* Your objective *
Return the lines below that carry the word "upload".

* Records provided *
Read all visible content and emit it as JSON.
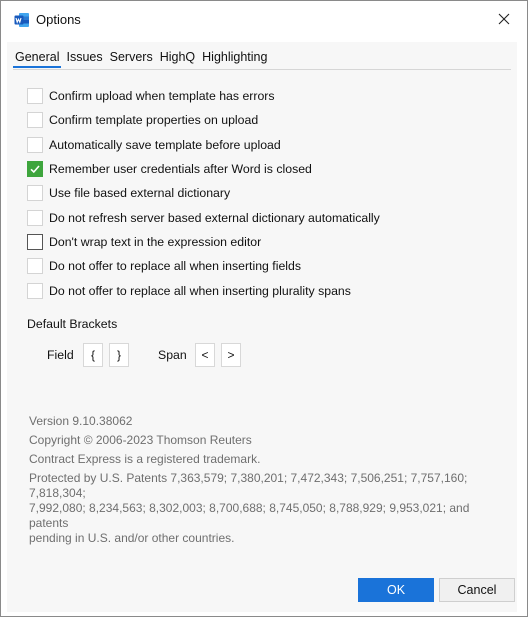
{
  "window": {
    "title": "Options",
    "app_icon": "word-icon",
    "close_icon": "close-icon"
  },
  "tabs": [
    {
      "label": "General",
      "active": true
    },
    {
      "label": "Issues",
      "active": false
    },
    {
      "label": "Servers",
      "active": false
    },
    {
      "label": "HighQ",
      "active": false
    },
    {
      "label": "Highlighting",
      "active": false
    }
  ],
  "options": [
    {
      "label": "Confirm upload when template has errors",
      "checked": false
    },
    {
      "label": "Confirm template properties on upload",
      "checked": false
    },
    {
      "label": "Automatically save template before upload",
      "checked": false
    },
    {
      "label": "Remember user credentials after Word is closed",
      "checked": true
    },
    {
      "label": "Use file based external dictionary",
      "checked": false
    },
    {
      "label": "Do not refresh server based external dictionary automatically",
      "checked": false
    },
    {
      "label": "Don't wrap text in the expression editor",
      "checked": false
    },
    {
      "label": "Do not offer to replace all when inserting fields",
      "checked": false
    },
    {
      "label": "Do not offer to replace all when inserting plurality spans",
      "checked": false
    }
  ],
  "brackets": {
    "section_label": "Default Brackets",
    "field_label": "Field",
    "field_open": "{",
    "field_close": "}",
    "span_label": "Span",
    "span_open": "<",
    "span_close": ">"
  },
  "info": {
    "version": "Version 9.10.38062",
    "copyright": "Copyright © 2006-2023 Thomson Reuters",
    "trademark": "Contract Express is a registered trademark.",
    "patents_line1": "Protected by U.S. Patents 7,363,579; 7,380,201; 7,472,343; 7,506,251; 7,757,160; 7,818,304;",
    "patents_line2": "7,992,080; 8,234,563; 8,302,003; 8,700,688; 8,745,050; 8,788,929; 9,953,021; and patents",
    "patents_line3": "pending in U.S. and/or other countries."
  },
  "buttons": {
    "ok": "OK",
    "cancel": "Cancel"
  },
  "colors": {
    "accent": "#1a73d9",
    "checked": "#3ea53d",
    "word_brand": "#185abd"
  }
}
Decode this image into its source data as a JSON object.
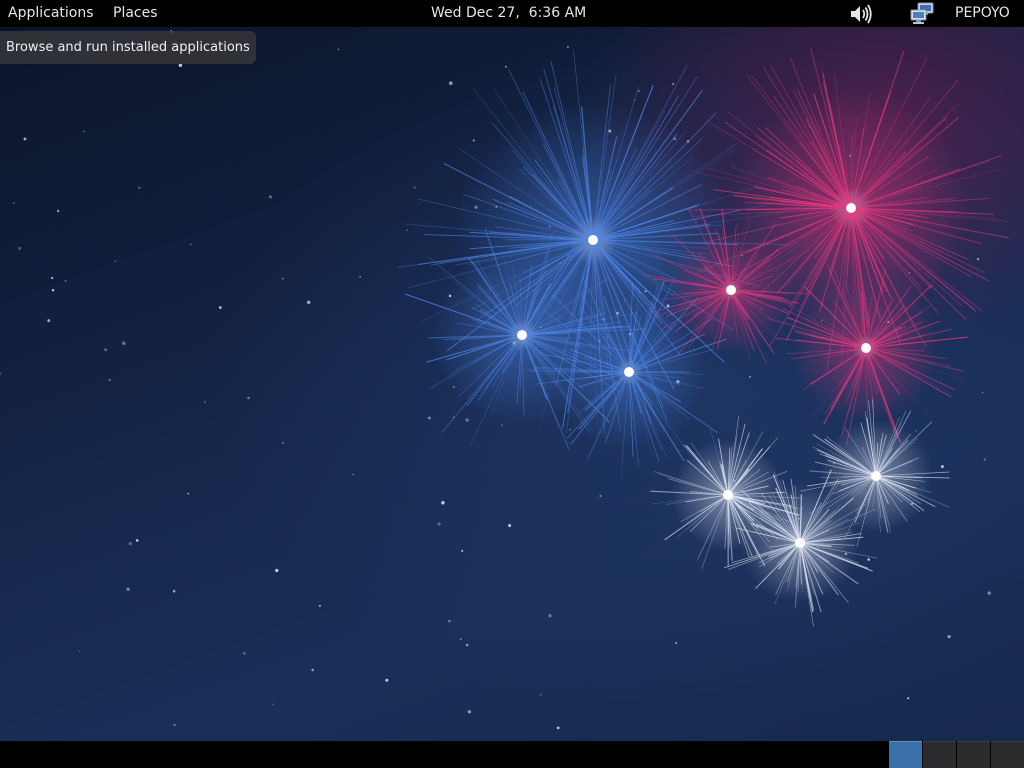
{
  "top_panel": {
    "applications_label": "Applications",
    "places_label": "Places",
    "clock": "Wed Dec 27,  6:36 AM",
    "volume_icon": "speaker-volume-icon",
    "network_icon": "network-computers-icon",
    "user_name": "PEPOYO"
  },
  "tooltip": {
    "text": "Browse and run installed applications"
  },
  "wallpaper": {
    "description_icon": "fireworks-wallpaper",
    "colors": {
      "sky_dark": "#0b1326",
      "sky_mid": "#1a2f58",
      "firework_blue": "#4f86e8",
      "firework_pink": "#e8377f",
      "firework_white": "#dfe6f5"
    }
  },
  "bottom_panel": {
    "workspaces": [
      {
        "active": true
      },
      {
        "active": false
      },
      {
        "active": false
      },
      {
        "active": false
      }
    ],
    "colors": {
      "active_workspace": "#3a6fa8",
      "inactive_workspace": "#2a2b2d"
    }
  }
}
==
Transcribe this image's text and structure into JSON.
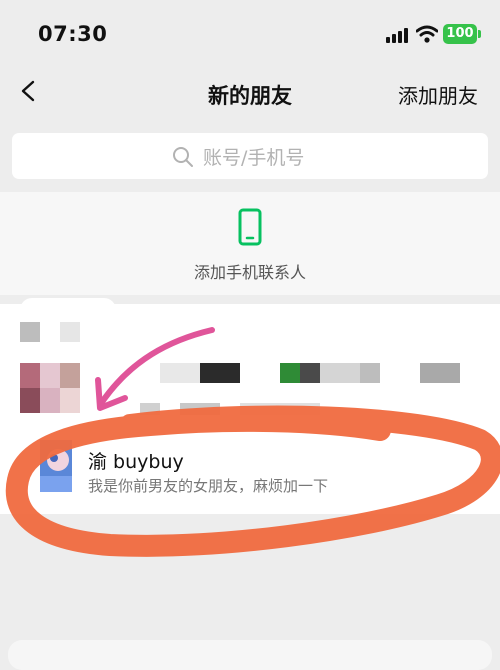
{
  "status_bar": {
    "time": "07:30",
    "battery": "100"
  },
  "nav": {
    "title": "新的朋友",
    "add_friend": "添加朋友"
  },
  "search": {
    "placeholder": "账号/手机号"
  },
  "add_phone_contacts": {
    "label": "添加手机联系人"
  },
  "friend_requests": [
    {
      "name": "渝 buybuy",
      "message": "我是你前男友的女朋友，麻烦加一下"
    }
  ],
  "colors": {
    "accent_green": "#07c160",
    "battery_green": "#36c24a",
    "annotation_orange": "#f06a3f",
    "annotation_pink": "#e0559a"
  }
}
* * *
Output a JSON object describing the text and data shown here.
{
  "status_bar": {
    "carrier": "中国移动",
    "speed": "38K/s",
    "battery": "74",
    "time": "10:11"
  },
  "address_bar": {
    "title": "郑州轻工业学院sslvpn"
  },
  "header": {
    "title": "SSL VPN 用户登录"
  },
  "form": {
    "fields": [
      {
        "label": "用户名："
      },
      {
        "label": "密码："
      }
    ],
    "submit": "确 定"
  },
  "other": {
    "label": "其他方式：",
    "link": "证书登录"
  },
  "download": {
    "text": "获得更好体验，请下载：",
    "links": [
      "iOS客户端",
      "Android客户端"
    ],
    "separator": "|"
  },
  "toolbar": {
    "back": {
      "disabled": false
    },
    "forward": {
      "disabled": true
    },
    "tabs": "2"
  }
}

* Complete output *
      "label": "Confirm upload when template has errors",
      "label": "Confirm template properties on upload",
      "label": "Automatically save template before upload",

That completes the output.